#### EXCERPTED DATA

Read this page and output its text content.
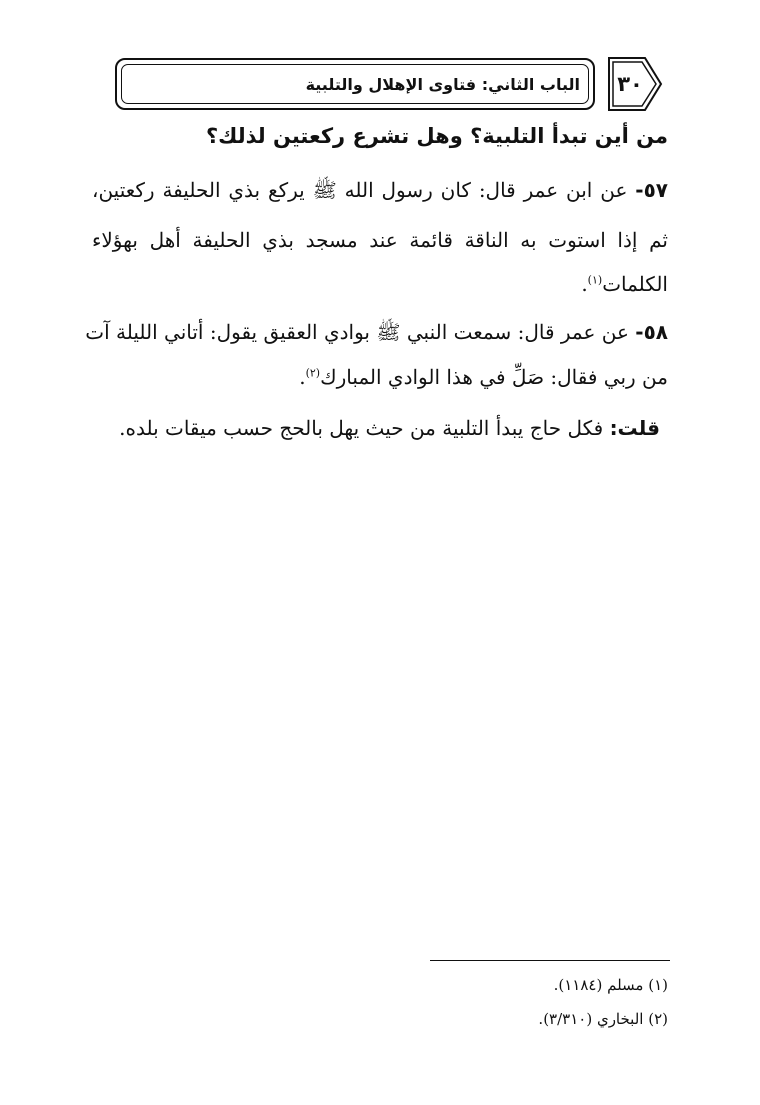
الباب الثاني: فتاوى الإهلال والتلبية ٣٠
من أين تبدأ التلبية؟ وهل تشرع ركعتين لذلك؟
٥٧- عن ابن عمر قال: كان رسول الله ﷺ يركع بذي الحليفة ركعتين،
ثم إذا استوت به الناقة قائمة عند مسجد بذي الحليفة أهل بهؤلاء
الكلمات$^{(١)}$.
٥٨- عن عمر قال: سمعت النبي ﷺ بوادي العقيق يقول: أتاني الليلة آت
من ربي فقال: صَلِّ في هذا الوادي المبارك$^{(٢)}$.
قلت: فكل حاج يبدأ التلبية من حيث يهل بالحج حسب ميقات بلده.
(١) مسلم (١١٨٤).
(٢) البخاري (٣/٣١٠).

########
#### EXCERPTED DATA

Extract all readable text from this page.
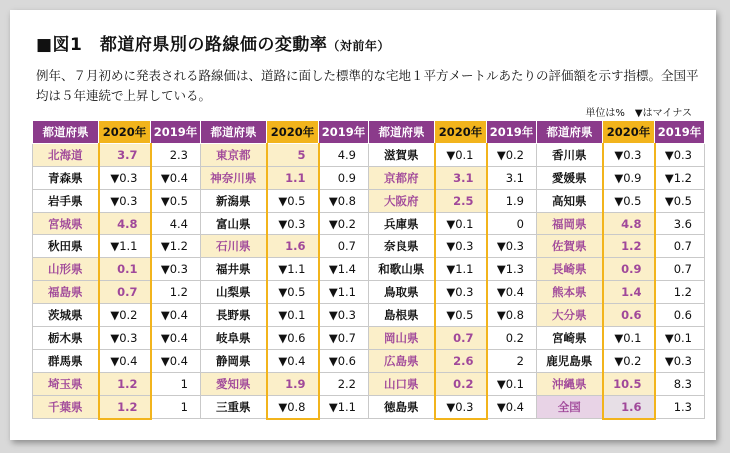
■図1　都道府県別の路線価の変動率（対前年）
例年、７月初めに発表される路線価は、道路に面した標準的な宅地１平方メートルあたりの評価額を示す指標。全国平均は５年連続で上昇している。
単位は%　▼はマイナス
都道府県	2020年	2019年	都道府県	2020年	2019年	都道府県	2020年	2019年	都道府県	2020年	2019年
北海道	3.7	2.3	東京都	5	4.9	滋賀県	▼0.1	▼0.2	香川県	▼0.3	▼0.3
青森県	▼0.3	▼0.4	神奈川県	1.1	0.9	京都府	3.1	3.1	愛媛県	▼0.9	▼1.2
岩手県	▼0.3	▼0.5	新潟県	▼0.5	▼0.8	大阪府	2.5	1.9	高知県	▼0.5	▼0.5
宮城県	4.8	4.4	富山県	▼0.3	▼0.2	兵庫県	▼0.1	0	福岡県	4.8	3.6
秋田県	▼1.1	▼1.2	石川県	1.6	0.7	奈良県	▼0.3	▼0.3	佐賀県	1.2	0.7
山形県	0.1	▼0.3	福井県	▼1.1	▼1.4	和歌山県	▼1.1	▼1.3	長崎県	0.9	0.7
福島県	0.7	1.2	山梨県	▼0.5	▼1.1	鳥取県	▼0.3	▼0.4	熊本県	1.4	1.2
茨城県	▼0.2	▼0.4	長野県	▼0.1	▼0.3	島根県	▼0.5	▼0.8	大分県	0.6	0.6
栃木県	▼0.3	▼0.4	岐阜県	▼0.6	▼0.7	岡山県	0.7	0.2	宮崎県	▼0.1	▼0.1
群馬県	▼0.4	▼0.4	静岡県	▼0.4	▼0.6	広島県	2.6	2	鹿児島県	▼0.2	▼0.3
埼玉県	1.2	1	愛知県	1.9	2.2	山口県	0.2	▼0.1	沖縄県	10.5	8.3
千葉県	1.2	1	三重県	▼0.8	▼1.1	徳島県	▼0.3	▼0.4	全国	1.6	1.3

########
#### EXCERPTED DATA

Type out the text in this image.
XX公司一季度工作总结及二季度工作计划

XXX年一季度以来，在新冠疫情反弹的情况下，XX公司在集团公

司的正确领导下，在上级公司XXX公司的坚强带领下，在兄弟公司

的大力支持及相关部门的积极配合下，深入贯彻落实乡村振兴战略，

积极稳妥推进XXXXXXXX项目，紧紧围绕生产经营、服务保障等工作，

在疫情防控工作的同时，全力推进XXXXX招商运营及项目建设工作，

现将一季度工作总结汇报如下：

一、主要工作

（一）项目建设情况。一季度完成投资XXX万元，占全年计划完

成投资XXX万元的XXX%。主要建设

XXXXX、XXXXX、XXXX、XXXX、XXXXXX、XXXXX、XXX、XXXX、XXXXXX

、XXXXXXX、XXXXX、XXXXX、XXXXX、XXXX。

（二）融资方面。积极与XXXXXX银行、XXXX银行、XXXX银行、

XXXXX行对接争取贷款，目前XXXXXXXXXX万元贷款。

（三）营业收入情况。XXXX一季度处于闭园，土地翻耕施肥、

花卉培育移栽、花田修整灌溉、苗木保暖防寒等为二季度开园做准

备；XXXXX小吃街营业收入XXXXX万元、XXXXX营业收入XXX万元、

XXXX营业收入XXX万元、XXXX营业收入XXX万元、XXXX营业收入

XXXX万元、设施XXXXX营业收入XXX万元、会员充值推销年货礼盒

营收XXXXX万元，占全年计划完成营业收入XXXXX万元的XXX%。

########

▸ SET EXERCISE: List all lines in the material containing the string "page".

▸ ANSWER TO THE TASK:
Read this page and output its text content.
Extract all readable text from this page.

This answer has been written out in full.